BEGIN Task data

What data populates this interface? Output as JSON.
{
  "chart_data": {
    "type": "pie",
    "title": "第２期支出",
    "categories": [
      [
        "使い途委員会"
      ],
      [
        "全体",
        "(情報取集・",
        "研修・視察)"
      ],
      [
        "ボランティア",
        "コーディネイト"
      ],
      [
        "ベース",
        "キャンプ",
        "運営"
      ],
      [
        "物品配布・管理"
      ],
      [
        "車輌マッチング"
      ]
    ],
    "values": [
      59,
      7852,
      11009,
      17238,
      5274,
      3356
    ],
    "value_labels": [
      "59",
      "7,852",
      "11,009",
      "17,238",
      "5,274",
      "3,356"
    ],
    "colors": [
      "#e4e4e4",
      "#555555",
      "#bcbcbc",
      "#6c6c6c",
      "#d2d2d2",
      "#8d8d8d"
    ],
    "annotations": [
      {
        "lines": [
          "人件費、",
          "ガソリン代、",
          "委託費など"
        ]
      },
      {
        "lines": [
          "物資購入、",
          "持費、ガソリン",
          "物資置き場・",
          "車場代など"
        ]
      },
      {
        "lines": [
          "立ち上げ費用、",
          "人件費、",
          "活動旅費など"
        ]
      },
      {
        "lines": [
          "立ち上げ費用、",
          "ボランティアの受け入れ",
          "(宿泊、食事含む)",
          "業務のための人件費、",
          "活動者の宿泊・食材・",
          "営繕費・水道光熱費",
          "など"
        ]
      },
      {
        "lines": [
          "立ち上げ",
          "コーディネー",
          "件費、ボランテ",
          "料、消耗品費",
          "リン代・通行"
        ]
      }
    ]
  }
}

END Task data

Copy each line of the data above without altering a single character.

▶ **Task result**:
What data populates this interface? Output as JSON.
{
  "chart_data": {
    "type": "pie",
    "title": "第２期支出",
    "categories": [
      [
        "使い途委員会"
      ],
      [
        "全体",
        "(情報取集・",
        "研修・視察)"
      ],
      [
        "ボランティア",
        "コーディネイト"
      ],
      [
        "ベース",
        "キャンプ",
        "運営"
      ],
      [
        "物品配布・管理"
      ],
      [
        "車輌マッチング"
      ]
    ],
    "values": [
      59,
      7852,
      11009,
      17238,
      5274,
      3356
    ],
    "value_labels": [
      "59",
      "7,852",
      "11,009",
      "17,238",
      "5,274",
      "3,356"
    ],
    "colors": [
      "#e4e4e4",
      "#555555",
      "#bcbcbc",
      "#6c6c6c",
      "#d2d2d2",
      "#8d8d8d"
    ],
    "annotations": [
      {
        "lines": [
          "人件費、",
          "ガソリン代、",
          "委託費など"
        ]
      },
      {
        "lines": [
          "物資購入、",
          "持費、ガソリン",
          "物資置き場・",
          "車場代など"
        ]
      },
      {
        "lines": [
          "立ち上げ費用、",
          "人件費、",
          "活動旅費など"
        ]
      },
      {
        "lines": [
          "立ち上げ費用、",
          "ボランティアの受け入れ",
          "(宿泊、食事含む)",
          "業務のための人件費、",
          "活動者の宿泊・食材・",
          "営繕費・水道光熱費",
          "など"
        ]
      },
      {
        "lines": [
          "立ち上げ",
          "コーディネー",
          "件費、ボランテ",
          "料、消耗品費",
          "リン代・通行"
        ]
      }
    ]
  }
}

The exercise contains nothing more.